[PROVIDED PASSAGE Boundary: Start]

That’s a lot of consumer buying and brand exposure, and it strongly makes the case for increased digital marketing expenditures. Sorry, Jonathan.
Pro-Active Marketing, Not Re-Active Marketing
Whether you’re a business owner or a marketer, the path seems straightforward. Consumers are online and active in the digital marketplace. Businesses need to expand their touch points into as many marketing avenues as their consumer base, budget and company growth rate will allow. Marketers need to integrate more digital services into their offerings in order to provide companies with well-rounded, value-added strategies.
It’s called proactive marketing… growing your business through available marketing channels as they become available. Otherwise, if you wait until everyone is reading the same sign, you’re practicing reactive marketing. You’re always going to be the late bird without the worm, the turtle in molasses or any other “slow” metaphor you can think of.
The summary – the take away – the pièce de résistance: digital marketing is in. You may now return to your regularly scheduled program.
I like the clashing of points and opinions that are discussed in this post. I agree with the pro-active approach on the part of the marketers. Challenges are always there. It’s a part of the system, something that needs to be faced.
Any company or organisation worth their salt with an online presence – be it an official website or via social media outlets – needs to be exactly like everyone else when it comes to digital marketing (or any marketing, reall,) and that is to be on the front foot. Once a trend develops and is identified in marketing terms, it has almost always already begun it’s decent. Proactive not reactive marketing is genuinely the key; you’ve done brilliantly to highlight that.
What I think staggers me the most is the fact that some businesses are either no that enthused about jumping on the digital marketing train or, in some rare cases, are simply ignoring it altogether! It is hard to imagine in an era where we’re all so informed and connected (at least when compared to previous eras,) that some people are still clinging on to more traditional marketing methods and essentially sticking their heads in the sand. I can almost picture these people now – they’re no doubt similar to those who laughed when DVDs were introduced.
I’m miles away from being the most computer-savvy guy in the world but I’m more than aware that technology (and as a result, humankind) are moving at a pace that most of us can’t even imagine. For businesses to deliberately give the cold shoulder to proven things like digital marketing, in my opinion at least, is the business-equivilant of Darwinism.
Thanks for the insights guys. I’d love to know your thoughts on my comment if you get any time 🙂
Marketers need to be proactive in their approach if they want to reach a larger audience. Consumers research about anything they want to buy and the best source for them is the digital marketplace. This creates opportunities for marketers along with challenges.
… but if you are up to these challenges, a lot of opportunities will become available for marketeres, not to mention the empty niches on the digital marketplace.
…and what marketer worth their salt wouldn’t look at an empty niche as a corner that needs to be filled? I’m convinced that marketers treat niches like flat spaces. If there’s a flat space, it begs to have stuff put on it.
It’s amazing (read odd). Those in the online marketing industry… well, we already know how fast things move. We ride the edge of “new” – so how can it be so hard to embrace new technological opportunities, new sales paths and new ways to reach a wider market? Those that don’t are simply cutting their nose off to spite their face.
Thanks for the commentary, gentlemen!

[PROVIDED PASSAGE Boundary: End]

- **TASK REQUIREMENTS**
#1 According to the post on proactive marketing, what are you practicing if you wait until everyone is reading the same sign?
#2 Transcribe the post on proactive marketing, starting at "The summary –" and ending at "to be faced.".
#3 List every factor that, according to the post on proactive marketing, limits how many marketing avenues businesses should expand their touch points into.

[DATA PROVIDED Boundary: Start]

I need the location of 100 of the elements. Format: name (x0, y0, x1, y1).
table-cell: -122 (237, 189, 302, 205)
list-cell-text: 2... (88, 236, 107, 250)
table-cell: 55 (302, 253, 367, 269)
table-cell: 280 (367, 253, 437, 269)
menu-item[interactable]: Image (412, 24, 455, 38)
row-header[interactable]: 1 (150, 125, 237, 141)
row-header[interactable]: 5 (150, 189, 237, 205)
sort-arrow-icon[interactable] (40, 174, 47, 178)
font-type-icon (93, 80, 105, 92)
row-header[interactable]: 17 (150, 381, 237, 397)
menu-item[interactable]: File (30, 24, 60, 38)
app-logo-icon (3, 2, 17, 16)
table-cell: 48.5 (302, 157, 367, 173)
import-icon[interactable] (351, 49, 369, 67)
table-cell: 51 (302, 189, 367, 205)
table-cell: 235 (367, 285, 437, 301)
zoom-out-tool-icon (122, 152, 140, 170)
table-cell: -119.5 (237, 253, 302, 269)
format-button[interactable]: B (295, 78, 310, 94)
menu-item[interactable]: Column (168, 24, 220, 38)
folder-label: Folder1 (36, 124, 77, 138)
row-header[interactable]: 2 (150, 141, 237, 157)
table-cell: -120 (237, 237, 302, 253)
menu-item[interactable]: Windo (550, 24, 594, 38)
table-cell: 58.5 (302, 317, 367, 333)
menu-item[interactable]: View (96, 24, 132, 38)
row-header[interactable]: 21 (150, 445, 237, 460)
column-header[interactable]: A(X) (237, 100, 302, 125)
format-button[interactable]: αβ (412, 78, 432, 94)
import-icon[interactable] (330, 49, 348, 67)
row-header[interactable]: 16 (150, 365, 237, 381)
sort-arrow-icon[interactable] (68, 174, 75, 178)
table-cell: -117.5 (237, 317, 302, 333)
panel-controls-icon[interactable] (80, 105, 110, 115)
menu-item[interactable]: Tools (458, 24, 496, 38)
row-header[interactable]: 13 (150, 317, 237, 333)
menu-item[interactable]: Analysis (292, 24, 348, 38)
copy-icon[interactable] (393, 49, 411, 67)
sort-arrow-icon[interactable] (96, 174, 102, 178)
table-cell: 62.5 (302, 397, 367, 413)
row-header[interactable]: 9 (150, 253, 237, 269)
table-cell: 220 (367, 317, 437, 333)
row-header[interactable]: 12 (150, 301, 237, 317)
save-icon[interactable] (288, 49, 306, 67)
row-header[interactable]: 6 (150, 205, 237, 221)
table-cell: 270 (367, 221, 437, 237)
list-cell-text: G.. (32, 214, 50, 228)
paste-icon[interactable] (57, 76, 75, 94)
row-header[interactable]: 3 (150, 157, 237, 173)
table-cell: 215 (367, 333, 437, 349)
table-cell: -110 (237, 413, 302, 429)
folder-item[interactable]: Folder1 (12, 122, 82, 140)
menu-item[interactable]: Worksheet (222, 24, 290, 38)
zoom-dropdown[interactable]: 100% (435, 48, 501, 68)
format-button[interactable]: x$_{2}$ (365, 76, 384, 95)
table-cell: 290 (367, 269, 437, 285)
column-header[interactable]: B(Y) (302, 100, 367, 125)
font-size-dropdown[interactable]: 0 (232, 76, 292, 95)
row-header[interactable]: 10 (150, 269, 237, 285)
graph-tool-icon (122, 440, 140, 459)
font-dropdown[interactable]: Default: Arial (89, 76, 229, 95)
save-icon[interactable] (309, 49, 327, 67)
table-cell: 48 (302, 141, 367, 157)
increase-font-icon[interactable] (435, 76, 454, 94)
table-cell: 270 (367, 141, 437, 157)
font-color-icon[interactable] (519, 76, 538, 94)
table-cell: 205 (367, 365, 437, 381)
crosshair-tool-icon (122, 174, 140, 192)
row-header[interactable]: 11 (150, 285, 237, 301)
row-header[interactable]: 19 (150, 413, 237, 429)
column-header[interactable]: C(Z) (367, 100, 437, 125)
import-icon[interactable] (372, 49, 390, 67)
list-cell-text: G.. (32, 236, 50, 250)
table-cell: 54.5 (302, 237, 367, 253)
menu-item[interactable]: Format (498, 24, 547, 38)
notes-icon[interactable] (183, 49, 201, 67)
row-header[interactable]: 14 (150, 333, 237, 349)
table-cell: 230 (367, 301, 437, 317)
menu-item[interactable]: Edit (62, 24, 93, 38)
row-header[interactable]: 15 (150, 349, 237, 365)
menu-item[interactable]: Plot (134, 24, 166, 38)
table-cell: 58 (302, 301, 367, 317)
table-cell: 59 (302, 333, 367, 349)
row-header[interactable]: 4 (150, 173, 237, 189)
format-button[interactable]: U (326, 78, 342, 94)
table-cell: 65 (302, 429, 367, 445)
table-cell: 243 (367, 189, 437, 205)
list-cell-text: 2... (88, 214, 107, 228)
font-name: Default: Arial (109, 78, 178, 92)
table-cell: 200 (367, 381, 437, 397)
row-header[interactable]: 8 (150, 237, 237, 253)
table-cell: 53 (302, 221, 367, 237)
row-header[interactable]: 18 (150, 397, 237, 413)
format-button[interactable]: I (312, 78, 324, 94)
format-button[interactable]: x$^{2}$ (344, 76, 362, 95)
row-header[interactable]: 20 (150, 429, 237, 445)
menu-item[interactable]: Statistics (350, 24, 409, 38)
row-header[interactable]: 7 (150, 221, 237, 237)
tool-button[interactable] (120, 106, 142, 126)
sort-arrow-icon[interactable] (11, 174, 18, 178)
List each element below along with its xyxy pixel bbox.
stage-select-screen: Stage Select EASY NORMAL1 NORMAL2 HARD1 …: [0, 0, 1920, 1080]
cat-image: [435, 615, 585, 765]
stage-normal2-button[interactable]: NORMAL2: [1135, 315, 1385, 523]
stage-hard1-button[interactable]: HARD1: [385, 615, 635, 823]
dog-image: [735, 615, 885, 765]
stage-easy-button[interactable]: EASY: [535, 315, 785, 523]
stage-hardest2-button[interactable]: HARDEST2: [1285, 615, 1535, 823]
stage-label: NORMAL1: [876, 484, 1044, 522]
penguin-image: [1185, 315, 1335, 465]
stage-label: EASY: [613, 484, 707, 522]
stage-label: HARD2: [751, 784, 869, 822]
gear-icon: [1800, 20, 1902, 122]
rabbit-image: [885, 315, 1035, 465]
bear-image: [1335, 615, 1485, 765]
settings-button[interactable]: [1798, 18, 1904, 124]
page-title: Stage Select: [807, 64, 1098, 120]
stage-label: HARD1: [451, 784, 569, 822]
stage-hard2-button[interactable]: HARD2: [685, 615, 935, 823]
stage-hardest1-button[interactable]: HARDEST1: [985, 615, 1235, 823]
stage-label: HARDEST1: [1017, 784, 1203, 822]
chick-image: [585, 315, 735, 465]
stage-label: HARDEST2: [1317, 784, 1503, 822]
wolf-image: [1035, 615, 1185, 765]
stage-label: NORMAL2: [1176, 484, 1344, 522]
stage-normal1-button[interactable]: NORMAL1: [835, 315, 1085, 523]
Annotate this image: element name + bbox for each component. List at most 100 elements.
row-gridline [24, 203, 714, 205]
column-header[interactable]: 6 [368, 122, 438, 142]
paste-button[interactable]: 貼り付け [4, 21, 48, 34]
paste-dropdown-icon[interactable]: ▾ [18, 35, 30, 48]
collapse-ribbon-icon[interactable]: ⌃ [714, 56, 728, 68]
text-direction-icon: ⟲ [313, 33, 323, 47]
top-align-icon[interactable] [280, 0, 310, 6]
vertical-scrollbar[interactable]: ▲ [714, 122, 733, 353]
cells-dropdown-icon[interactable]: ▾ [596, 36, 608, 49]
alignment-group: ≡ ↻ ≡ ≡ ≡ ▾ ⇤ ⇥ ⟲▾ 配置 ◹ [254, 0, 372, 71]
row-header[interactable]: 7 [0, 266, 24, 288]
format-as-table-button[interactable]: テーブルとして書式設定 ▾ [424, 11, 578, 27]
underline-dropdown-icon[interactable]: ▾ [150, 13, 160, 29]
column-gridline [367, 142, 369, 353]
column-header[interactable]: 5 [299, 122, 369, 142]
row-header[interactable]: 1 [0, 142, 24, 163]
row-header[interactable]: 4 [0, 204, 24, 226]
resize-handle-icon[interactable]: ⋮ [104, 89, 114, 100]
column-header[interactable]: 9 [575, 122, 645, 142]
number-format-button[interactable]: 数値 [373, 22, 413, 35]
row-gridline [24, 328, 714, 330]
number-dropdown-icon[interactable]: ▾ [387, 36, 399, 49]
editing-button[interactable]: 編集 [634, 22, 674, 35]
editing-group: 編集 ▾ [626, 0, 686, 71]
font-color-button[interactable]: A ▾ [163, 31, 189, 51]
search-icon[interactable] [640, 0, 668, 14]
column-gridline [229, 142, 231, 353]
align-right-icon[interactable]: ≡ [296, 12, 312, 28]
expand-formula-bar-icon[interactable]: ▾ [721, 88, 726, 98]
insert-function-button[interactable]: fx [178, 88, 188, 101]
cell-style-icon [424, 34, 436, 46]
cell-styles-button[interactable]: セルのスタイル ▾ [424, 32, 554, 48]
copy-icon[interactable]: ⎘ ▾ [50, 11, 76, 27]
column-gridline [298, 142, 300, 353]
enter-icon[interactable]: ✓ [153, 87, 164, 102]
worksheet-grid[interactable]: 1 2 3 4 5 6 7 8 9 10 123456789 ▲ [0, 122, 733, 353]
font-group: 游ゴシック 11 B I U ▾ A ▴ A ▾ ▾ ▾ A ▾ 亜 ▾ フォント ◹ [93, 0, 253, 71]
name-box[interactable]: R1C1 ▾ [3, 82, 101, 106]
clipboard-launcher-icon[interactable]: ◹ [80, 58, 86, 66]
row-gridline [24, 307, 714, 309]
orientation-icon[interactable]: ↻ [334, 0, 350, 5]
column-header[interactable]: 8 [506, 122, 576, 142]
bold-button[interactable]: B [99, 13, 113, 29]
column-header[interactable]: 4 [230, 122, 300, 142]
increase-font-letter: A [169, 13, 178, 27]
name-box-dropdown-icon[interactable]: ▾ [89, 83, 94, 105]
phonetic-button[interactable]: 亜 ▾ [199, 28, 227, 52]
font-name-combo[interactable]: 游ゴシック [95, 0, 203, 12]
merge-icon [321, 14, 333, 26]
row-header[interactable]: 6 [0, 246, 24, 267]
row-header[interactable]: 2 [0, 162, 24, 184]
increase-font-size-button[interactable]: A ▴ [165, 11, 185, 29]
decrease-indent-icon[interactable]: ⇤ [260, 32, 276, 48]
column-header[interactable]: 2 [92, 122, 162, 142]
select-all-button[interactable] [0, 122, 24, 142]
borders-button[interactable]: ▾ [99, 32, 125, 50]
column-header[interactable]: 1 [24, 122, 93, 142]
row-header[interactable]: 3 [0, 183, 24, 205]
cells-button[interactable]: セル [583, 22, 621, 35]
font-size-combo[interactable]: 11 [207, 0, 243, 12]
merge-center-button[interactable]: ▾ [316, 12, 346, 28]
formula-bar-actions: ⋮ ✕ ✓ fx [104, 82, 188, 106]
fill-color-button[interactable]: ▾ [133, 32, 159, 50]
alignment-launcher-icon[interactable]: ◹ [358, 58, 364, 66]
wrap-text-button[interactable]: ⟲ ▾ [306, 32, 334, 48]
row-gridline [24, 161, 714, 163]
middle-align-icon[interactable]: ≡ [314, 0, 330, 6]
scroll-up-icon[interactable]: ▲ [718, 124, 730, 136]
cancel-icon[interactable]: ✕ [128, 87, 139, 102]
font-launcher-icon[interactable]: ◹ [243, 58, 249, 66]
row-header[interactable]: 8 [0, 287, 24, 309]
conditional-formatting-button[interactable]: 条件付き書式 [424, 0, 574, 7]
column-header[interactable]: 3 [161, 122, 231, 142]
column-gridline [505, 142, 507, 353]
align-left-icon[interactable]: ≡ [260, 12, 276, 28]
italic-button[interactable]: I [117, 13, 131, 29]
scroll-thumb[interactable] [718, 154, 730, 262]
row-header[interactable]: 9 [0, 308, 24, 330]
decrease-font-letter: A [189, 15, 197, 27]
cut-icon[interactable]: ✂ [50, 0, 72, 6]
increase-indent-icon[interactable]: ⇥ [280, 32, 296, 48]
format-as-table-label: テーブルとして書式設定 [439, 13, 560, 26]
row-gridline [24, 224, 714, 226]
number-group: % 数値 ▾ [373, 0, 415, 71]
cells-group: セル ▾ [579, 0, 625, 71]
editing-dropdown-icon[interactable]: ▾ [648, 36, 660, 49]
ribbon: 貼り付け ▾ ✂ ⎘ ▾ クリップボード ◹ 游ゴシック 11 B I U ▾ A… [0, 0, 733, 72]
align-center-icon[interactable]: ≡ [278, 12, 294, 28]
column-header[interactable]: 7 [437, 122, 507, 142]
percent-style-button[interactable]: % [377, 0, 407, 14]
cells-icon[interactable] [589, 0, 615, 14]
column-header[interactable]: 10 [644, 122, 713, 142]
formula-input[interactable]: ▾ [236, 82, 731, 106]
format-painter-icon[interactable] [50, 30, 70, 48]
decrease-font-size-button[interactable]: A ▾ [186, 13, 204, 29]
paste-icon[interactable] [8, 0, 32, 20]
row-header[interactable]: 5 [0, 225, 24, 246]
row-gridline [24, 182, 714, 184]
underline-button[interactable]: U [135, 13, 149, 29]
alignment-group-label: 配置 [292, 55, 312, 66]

[DATA PROVIDED Boundary: End]

- **SOLUTION SET**
#1 Reactive marketing.

#2
The summary – the take away – the pièce de résistance: digital marketing is in. You may now return to your regularly scheduled program.
I like the clashing of points and opinions that are discussed in this post. I agree with the pro-active approach on the part of the marketers. Challenges are always there. It’s a part of the system, something that needs to be faced.

#3
- Their consumer base
- Their budget
- Their company growth rate